Excerpts from a figure dataset

Begin

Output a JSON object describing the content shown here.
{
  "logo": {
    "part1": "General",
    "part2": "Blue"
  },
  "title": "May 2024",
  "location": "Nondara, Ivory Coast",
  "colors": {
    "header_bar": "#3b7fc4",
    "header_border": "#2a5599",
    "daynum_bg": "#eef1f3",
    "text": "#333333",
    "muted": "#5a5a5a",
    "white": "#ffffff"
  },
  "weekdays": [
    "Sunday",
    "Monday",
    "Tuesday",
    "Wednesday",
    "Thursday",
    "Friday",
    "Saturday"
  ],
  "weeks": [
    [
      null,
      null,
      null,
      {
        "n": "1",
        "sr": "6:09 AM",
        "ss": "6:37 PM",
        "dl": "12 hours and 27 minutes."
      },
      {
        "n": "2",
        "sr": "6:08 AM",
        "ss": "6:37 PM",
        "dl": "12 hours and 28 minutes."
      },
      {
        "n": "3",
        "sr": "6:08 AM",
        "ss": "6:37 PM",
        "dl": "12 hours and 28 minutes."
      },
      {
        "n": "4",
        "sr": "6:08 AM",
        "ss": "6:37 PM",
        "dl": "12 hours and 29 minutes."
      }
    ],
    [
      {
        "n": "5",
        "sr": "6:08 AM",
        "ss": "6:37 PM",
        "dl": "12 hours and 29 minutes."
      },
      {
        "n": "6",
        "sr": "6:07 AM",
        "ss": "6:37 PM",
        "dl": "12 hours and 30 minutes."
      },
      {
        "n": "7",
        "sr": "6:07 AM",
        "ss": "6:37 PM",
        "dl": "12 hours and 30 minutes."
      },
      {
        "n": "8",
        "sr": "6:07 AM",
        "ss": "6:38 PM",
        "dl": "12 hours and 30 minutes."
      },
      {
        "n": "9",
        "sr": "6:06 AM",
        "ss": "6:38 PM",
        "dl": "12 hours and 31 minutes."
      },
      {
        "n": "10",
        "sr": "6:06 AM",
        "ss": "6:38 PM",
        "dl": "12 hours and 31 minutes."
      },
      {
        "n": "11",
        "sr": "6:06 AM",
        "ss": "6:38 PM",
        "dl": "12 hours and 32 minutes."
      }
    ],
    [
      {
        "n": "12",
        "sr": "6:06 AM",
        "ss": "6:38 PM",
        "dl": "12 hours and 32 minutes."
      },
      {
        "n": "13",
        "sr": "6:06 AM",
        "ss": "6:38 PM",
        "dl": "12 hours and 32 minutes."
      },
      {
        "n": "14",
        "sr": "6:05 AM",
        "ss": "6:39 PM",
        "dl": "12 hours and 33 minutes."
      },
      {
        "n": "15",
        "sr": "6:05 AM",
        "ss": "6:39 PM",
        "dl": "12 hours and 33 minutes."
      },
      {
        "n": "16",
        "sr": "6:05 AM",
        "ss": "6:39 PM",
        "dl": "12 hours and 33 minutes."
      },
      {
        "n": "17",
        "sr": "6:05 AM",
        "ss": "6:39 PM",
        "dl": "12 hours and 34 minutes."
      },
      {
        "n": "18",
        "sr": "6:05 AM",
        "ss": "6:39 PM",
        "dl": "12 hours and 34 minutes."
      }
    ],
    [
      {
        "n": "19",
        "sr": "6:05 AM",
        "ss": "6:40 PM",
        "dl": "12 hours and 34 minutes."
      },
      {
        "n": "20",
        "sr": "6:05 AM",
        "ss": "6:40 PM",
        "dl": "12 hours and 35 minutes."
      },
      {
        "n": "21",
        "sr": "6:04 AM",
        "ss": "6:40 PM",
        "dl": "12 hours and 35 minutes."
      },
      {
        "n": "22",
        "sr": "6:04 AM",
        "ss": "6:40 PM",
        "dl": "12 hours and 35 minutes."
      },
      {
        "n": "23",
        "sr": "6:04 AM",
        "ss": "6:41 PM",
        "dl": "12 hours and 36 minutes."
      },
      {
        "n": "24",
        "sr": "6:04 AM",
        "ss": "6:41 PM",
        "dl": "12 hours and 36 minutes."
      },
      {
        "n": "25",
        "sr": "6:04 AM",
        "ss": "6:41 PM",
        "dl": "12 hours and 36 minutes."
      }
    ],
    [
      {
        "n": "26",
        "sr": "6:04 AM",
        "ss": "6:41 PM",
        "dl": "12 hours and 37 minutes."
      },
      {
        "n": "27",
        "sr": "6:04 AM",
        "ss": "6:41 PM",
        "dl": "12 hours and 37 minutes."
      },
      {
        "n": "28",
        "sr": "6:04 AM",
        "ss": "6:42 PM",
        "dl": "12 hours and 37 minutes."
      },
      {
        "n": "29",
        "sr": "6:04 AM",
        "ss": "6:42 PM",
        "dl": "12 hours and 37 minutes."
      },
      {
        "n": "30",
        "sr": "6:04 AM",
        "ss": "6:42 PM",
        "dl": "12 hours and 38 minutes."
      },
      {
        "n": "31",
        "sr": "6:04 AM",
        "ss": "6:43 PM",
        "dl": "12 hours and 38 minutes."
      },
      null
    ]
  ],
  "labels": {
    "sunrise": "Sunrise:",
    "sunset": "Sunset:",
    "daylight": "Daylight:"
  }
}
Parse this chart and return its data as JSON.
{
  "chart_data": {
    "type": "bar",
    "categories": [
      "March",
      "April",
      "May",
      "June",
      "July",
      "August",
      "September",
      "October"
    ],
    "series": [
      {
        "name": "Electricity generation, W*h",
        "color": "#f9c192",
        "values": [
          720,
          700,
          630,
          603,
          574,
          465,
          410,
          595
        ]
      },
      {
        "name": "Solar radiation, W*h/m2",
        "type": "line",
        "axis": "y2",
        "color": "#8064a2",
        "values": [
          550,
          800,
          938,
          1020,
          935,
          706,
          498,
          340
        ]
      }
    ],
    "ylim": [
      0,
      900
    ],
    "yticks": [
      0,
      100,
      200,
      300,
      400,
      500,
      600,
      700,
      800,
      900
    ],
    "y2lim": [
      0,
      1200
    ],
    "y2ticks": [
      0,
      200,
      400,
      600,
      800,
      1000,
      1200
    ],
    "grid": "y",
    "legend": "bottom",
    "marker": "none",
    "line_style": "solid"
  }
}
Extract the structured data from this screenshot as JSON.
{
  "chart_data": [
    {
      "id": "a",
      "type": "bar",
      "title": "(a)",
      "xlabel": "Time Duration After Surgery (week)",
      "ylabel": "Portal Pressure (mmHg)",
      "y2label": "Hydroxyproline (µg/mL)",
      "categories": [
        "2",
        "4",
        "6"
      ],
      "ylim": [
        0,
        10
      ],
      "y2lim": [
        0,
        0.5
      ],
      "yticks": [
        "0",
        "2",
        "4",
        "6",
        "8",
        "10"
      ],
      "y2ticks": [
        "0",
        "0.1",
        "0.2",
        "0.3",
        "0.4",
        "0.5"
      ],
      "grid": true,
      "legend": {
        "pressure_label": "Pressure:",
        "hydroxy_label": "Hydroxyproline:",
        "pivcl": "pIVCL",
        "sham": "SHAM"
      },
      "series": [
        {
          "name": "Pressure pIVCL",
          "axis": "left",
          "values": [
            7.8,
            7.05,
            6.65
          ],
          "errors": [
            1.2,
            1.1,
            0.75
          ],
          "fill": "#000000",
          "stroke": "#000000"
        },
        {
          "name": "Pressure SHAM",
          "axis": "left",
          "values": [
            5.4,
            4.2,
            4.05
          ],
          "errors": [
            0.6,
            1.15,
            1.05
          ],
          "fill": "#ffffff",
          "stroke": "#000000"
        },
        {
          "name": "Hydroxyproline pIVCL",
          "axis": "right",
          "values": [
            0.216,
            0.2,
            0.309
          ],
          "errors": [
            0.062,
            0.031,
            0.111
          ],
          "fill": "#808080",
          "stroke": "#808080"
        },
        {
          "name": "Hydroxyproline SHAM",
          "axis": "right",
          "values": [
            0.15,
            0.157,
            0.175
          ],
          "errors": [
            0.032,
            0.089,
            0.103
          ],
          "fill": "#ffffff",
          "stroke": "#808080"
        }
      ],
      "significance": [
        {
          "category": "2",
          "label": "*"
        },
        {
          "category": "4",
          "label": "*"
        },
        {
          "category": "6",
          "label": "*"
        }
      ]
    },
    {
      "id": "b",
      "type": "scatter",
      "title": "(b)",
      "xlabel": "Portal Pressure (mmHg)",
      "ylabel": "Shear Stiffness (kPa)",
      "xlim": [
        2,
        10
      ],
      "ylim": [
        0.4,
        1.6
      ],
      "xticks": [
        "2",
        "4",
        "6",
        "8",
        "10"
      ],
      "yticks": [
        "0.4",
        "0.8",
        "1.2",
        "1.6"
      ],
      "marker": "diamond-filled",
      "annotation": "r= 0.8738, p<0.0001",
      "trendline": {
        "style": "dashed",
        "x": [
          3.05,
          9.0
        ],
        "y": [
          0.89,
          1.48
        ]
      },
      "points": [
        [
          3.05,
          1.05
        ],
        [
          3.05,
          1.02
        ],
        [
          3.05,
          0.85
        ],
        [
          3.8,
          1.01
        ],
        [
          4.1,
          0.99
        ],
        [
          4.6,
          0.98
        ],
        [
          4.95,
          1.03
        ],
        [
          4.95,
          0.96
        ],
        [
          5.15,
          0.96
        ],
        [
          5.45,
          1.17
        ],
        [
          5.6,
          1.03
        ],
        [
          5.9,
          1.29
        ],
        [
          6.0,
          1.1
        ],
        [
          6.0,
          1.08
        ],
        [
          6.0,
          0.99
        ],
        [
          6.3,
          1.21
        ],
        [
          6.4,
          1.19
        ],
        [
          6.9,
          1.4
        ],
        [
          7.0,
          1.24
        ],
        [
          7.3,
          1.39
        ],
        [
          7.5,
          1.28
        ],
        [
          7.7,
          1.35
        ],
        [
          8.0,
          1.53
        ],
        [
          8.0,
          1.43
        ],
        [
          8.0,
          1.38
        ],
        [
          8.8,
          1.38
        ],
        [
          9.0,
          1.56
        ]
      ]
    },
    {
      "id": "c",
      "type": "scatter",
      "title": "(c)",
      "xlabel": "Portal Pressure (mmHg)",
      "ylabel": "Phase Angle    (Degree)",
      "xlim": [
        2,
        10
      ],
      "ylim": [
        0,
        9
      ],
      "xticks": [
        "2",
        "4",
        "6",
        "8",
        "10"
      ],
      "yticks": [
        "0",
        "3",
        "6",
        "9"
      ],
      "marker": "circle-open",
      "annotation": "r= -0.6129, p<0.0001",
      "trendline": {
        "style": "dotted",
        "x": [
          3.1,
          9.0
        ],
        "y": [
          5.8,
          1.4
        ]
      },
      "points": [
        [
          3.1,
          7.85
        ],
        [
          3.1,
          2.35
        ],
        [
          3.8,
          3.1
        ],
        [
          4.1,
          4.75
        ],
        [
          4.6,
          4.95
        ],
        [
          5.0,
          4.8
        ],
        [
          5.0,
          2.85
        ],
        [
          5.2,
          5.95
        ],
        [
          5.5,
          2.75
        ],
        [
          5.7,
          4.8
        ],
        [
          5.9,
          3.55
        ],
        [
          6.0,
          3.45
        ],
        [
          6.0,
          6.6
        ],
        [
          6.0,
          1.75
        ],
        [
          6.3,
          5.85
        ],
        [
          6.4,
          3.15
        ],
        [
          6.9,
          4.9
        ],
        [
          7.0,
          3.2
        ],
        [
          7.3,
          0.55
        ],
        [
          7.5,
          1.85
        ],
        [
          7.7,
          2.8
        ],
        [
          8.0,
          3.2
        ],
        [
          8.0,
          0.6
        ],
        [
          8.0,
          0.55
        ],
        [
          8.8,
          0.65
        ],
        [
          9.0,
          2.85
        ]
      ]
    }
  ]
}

End

*Problem description*
Copy all lines from the material that contain "Hydroxyproline".

*Completed exercise*
      "y2label": "Hydroxyproline (µg/mL)",
        "hydroxy_label": "Hydroxyproline:",
          "name": "Hydroxyproline pIVCL",
          "name": "Hydroxyproline SHAM",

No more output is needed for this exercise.